_Exercise_
Below are records. Copy every line with "Static" in it.

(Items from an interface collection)
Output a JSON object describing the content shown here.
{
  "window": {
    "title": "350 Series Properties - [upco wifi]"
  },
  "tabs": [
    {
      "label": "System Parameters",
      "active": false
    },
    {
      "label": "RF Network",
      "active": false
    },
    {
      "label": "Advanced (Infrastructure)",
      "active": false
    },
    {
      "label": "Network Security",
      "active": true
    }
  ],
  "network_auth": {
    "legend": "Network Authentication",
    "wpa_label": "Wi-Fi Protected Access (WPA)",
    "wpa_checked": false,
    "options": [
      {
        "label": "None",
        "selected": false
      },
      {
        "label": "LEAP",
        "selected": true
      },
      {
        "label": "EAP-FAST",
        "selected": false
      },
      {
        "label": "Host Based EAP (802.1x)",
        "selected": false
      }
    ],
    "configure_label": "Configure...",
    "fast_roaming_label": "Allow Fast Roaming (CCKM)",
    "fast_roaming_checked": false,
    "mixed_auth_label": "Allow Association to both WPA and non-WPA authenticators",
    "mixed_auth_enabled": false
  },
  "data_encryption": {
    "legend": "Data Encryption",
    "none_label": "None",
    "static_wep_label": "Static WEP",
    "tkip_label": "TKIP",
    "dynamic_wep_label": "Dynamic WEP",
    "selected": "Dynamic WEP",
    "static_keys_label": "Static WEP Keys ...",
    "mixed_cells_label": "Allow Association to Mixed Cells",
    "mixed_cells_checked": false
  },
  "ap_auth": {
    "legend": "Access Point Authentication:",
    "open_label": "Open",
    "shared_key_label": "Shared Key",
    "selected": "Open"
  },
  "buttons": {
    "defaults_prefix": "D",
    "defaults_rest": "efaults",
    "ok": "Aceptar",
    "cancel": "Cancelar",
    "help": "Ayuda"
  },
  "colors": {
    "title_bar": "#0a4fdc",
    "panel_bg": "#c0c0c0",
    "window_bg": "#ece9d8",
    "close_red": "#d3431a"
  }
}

_Exercise response_
    "static_wep_label": "Static WEP",
    "static_keys_label": "Static WEP Keys ...",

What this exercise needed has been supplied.